Write every record out again exactly as given.
ENTRIES SHOWN start
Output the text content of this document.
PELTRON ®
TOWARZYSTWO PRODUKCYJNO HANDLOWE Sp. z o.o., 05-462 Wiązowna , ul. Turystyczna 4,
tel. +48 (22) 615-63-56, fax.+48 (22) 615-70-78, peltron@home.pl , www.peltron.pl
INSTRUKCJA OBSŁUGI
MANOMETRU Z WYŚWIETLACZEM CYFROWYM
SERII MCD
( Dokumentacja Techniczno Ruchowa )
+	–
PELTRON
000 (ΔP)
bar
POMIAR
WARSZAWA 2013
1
ENTRIES SHOWN end
◆ THE RESPONSE
Output the text content of this document.
PELTRON ®
TOWARZYSTWO PRODUKCYJNO HANDLOWE Sp. z o.o., 05-462 Wiązowna , ul. Turystyczna 4,
tel. +48 (22) 615-63-56, fax.+48 (22) 615-70-78, peltron@home.pl , www.peltron.pl
INSTRUKCJA OBSŁUGI
MANOMETRU Z WYŚWIETLACZEM CYFROWYM
SERII MCD
( Dokumentacja Techniczno Ruchowa )
+	–
PELTRON
000 (ΔP)
bar
POMIAR
WARSZAWA 2013
1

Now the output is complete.